Entries with figure data
◆ ◆ ◆ ◆ ◆ ◆ ◆

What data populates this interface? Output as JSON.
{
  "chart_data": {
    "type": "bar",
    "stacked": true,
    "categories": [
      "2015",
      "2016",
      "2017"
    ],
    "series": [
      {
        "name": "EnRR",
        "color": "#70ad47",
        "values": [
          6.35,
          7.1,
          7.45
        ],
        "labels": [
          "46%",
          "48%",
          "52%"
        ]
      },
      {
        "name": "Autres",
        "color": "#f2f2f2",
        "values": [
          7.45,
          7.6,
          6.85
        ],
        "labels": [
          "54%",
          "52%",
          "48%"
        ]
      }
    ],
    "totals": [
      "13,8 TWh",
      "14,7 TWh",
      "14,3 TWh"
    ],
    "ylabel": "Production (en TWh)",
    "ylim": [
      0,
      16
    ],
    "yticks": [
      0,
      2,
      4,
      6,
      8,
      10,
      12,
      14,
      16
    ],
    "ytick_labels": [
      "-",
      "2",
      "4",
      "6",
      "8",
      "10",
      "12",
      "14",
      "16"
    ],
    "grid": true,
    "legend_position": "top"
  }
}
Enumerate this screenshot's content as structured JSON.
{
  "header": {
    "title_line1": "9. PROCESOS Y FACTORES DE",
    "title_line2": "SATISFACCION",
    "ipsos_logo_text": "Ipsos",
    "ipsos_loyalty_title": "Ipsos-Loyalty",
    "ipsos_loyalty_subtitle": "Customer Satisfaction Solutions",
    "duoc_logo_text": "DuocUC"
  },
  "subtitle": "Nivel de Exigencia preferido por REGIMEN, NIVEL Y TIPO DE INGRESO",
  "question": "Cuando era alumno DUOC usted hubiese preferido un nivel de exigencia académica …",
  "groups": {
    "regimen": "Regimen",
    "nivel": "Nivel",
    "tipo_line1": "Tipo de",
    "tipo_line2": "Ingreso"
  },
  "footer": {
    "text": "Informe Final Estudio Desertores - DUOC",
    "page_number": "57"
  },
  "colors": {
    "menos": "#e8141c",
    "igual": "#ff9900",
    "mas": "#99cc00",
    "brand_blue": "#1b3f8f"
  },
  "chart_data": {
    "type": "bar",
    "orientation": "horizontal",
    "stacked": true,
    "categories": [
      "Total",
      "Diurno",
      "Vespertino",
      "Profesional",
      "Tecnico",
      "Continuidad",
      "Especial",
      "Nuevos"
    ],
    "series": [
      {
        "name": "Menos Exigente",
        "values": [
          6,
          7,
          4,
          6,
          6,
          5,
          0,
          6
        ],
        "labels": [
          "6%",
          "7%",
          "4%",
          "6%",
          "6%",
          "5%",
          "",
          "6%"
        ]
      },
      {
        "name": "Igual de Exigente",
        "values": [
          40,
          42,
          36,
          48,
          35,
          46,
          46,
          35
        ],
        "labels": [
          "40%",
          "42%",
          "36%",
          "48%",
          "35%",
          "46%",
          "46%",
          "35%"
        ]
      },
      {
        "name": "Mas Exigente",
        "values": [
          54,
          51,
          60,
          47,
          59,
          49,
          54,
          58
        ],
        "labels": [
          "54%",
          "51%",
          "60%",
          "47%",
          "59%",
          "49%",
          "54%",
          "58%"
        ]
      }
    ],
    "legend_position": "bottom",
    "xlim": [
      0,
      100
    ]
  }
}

◆ ◆ ◆ ◆ ◆ ◆ ◆

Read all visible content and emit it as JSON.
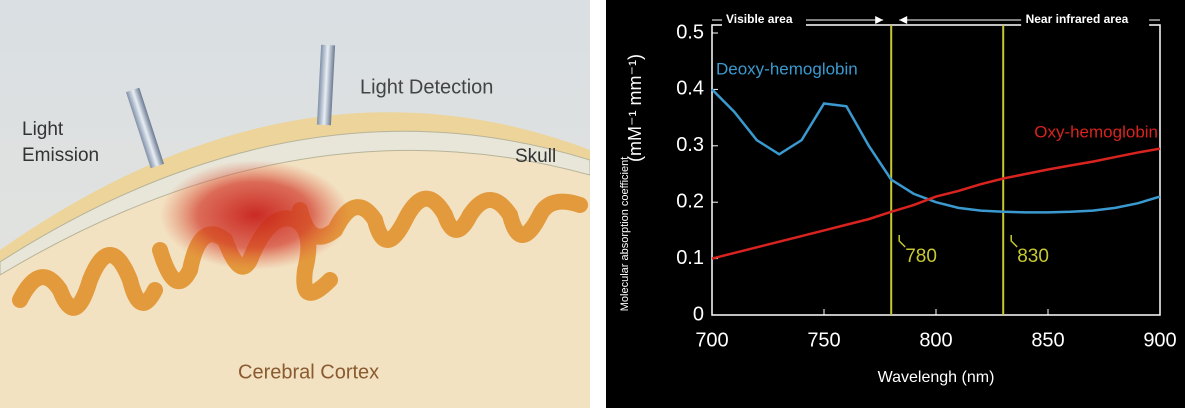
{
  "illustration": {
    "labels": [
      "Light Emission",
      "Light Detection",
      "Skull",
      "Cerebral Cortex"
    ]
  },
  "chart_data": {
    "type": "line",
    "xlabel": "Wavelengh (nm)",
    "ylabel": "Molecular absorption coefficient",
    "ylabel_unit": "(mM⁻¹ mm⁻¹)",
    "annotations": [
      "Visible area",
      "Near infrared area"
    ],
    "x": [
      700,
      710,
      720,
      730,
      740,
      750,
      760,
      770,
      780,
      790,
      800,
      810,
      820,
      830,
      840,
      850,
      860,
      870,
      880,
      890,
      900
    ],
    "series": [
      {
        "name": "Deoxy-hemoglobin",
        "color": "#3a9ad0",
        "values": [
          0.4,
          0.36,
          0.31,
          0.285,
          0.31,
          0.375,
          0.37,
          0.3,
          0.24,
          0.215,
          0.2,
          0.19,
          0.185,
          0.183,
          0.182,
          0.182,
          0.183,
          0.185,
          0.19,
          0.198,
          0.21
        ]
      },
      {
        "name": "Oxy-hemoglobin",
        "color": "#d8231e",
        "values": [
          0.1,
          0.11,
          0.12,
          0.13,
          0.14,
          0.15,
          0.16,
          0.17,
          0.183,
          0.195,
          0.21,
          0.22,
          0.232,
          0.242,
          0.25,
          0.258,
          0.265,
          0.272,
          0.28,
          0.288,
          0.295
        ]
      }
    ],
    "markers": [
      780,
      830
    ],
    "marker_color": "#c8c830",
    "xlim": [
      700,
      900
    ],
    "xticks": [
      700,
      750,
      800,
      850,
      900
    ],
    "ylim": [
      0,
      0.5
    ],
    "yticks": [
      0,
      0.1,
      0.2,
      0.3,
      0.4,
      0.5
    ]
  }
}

◆ ◆ ◆ ◆ ◆ ◆ ◆

State how many lines of the material contain the string "name", with no other words.

> [RESULT BELOW] 7